(Saved entries)
━━━━━━━━━━
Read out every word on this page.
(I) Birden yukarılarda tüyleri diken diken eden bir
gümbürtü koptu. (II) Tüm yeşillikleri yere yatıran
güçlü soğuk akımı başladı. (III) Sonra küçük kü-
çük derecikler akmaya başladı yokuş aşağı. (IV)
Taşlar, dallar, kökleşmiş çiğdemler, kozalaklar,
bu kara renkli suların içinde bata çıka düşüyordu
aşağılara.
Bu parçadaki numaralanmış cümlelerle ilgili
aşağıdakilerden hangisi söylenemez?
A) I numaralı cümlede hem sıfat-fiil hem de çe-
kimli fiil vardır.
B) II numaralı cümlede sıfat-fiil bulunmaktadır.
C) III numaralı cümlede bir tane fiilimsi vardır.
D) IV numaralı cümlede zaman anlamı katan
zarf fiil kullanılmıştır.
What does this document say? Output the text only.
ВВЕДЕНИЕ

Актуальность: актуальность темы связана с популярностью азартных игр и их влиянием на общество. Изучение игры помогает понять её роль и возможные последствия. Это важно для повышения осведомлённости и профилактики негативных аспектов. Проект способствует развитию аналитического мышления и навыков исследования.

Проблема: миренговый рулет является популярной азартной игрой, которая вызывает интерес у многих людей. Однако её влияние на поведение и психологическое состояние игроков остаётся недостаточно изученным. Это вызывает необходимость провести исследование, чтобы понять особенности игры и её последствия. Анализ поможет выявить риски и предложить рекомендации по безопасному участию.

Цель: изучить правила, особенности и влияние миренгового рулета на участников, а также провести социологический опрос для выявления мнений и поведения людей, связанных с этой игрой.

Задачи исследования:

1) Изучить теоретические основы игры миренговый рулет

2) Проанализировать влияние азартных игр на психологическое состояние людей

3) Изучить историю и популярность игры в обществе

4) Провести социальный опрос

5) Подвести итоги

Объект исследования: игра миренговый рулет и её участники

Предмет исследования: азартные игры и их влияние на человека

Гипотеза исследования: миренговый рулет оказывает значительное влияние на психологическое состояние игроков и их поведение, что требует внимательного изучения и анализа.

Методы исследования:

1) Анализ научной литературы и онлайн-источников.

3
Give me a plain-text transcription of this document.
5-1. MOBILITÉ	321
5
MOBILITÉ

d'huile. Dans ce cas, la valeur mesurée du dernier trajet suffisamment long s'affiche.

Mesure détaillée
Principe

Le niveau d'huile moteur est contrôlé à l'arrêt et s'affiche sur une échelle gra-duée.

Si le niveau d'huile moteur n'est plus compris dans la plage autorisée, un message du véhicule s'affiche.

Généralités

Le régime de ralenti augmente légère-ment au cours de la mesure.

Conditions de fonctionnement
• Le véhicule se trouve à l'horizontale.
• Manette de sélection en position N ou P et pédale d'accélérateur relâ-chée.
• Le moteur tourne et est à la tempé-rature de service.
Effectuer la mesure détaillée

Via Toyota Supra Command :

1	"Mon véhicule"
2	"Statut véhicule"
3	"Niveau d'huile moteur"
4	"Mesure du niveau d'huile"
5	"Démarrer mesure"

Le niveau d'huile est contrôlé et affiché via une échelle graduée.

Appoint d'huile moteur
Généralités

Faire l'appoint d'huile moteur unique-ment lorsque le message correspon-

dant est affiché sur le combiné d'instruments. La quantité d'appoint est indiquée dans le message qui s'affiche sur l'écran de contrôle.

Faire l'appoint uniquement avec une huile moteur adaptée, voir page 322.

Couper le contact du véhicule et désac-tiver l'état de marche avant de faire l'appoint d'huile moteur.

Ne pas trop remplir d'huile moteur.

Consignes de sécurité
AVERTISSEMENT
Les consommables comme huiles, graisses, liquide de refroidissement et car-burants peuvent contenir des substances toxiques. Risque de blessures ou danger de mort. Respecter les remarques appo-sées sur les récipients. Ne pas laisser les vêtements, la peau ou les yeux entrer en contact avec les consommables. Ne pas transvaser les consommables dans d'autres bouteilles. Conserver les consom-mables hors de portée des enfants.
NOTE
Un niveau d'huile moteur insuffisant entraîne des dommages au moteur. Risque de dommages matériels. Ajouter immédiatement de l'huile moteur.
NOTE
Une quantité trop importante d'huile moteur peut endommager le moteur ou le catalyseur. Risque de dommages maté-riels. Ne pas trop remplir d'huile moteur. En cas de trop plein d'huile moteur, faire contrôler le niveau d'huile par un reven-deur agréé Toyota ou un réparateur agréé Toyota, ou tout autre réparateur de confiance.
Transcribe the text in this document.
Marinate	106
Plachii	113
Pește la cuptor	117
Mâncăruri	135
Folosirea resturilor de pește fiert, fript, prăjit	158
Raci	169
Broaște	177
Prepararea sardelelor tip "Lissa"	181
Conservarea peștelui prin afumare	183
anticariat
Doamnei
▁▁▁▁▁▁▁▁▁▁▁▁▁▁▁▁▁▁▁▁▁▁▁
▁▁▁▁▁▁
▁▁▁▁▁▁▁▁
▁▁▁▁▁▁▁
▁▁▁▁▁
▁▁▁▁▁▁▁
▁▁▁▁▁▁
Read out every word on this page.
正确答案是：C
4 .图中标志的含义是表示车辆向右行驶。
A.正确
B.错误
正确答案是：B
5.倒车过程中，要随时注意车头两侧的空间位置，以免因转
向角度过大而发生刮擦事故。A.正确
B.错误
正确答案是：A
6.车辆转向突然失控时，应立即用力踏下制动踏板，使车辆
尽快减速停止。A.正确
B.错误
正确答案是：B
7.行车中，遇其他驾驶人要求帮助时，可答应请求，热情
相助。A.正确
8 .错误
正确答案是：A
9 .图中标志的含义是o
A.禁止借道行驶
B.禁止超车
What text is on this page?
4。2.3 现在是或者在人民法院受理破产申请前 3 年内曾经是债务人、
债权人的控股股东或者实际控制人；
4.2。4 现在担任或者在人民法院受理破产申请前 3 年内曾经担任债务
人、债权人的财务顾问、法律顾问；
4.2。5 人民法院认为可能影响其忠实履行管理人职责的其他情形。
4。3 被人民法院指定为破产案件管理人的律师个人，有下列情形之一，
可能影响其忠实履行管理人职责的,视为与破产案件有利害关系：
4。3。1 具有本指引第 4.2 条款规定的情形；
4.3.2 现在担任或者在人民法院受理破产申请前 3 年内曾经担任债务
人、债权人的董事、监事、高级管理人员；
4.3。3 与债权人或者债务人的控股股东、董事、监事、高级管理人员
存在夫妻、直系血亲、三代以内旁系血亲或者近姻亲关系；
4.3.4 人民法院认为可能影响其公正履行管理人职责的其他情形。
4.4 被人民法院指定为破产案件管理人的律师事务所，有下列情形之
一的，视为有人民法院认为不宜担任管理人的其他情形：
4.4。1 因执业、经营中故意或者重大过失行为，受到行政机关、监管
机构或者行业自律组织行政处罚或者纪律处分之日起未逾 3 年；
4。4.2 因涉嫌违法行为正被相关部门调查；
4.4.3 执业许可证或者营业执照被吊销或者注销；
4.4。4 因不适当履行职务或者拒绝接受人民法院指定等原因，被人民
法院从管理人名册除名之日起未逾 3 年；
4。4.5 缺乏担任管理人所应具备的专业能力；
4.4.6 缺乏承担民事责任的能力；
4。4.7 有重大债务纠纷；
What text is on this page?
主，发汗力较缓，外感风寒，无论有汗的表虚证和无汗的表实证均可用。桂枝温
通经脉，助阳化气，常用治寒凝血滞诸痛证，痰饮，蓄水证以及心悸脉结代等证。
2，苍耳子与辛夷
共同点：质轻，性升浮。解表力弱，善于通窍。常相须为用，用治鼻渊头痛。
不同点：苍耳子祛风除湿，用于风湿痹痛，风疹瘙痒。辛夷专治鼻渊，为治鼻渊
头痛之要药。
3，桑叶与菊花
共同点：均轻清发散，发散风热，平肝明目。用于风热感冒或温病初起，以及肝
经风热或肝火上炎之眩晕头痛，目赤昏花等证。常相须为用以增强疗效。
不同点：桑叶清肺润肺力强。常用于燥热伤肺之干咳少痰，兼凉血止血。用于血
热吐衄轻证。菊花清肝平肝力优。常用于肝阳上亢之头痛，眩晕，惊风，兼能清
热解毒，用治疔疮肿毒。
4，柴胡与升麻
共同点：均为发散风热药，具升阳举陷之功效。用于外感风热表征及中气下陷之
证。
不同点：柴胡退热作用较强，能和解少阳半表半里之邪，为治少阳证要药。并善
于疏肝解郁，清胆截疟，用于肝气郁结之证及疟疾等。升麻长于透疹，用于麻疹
━━━━━━━━━━
### EXERCISE
State only the number of lines in these entries that contain "现在担任或者在人民法院受理破产申请前".

### ANSWER BELOW
2